# STATED EXERCISE
Exactly as they appear, output all of the entries.

# DATASET CONTENT
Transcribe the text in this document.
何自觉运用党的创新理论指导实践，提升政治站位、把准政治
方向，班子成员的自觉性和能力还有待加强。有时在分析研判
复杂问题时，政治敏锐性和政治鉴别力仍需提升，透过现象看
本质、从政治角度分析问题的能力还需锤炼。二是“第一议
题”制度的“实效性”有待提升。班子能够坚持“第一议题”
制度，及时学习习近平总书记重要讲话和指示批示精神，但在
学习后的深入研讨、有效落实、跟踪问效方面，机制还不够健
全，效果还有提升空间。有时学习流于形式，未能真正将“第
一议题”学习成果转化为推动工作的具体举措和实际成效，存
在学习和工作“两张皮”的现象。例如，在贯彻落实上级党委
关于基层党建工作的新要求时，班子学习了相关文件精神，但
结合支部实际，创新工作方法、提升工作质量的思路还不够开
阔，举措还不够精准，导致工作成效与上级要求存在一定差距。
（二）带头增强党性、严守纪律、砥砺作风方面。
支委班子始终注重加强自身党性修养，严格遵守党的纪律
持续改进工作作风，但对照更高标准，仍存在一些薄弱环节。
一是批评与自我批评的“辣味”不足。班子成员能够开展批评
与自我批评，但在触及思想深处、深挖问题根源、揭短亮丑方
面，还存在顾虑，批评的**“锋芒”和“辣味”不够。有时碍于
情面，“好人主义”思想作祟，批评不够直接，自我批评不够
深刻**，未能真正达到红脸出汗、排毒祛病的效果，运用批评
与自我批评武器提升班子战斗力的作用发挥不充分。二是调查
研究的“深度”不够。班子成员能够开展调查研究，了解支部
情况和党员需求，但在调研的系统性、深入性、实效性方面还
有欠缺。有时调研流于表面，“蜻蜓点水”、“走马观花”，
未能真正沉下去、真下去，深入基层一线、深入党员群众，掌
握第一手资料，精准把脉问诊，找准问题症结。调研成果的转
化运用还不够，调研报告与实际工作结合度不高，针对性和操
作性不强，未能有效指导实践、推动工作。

# ANSWER TO THIS EXERCISE
Transcribe the text in this document.
何自觉运用党的创新理论指导实践，提升政治站位、把准政治
方向，班子成员的自觉性和能力还有待加强。有时在分析研判
复杂问题时，政治敏锐性和政治鉴别力仍需提升，透过现象看
本质、从政治角度分析问题的能力还需锤炼。二是“第一议
题”制度的“实效性”有待提升。班子能够坚持“第一议题”
制度，及时学习习近平总书记重要讲话和指示批示精神，但在
学习后的深入研讨、有效落实、跟踪问效方面，机制还不够健
全，效果还有提升空间。有时学习流于形式，未能真正将“第
一议题”学习成果转化为推动工作的具体举措和实际成效，存
在学习和工作“两张皮”的现象。例如，在贯彻落实上级党委
关于基层党建工作的新要求时，班子学习了相关文件精神，但
结合支部实际，创新工作方法、提升工作质量的思路还不够开
阔，举措还不够精准，导致工作成效与上级要求存在一定差距。
（二）带头增强党性、严守纪律、砥砺作风方面。
支委班子始终注重加强自身党性修养，严格遵守党的纪律
持续改进工作作风，但对照更高标准，仍存在一些薄弱环节。
一是批评与自我批评的“辣味”不足。班子成员能够开展批评
与自我批评，但在触及思想深处、深挖问题根源、揭短亮丑方
面，还存在顾虑，批评的**“锋芒”和“辣味”不够。有时碍于
情面，“好人主义”思想作祟，批评不够直接，自我批评不够
深刻**，未能真正达到红脸出汗、排毒祛病的效果，运用批评
与自我批评武器提升班子战斗力的作用发挥不充分。二是调查
研究的“深度”不够。班子成员能够开展调查研究，了解支部
情况和党员需求，但在调研的系统性、深入性、实效性方面还
有欠缺。有时调研流于表面，“蜻蜓点水”、“走马观花”，
未能真正沉下去、真下去，深入基层一线、深入党员群众，掌
握第一手资料，精准把脉问诊，找准问题症结。调研成果的转
化运用还不够，调研报告与实际工作结合度不高，针对性和操
作性不强，未能有效指导实践、推动工作。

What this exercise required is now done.